# EXERCISE DETAILS
Output each entry below as it stands, leaving out every picture.

# SOURCE RECORDS
* * * * * * *

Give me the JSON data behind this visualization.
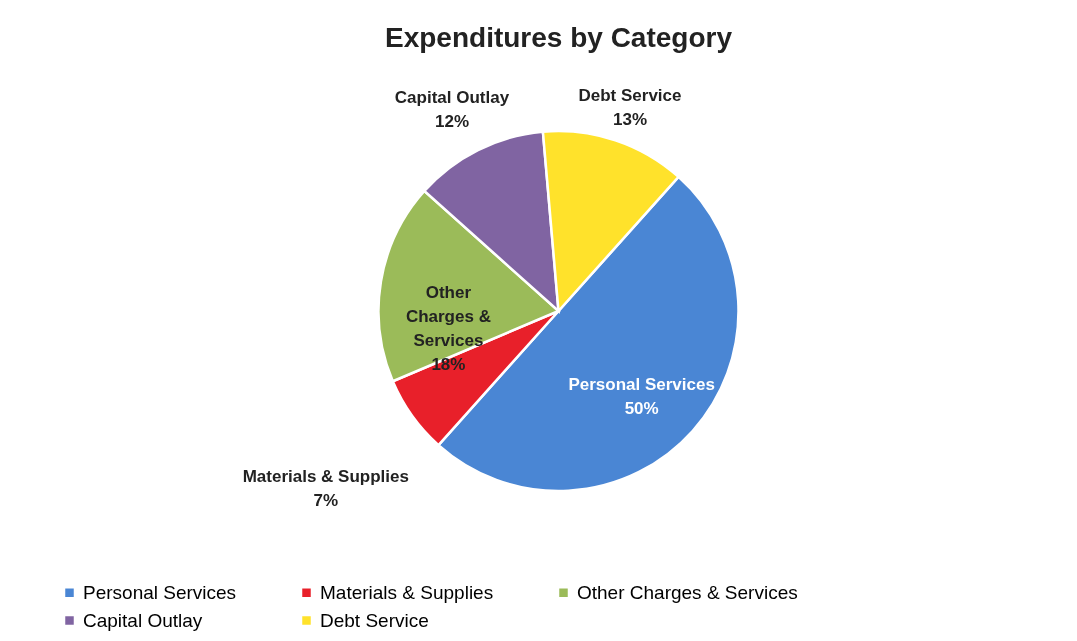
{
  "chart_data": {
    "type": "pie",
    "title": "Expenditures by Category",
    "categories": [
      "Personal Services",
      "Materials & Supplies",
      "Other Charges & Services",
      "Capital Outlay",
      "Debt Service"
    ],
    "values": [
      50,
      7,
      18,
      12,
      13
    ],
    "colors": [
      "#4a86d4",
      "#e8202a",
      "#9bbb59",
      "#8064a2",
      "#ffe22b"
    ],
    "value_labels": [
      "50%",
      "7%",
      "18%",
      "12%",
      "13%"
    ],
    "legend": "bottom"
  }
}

* * * * * * *

# WORKED SOLUTION
Give me the JSON data behind this visualization.
{
  "chart_data": {
    "type": "pie",
    "title": "Expenditures by Category",
    "categories": [
      "Personal Services",
      "Materials & Supplies",
      "Other Charges & Services",
      "Capital Outlay",
      "Debt Service"
    ],
    "values": [
      50,
      7,
      18,
      12,
      13
    ],
    "colors": [
      "#4a86d4",
      "#e8202a",
      "#9bbb59",
      "#8064a2",
      "#ffe22b"
    ],
    "value_labels": [
      "50%",
      "7%",
      "18%",
      "12%",
      "13%"
    ],
    "legend": "bottom"
  }
}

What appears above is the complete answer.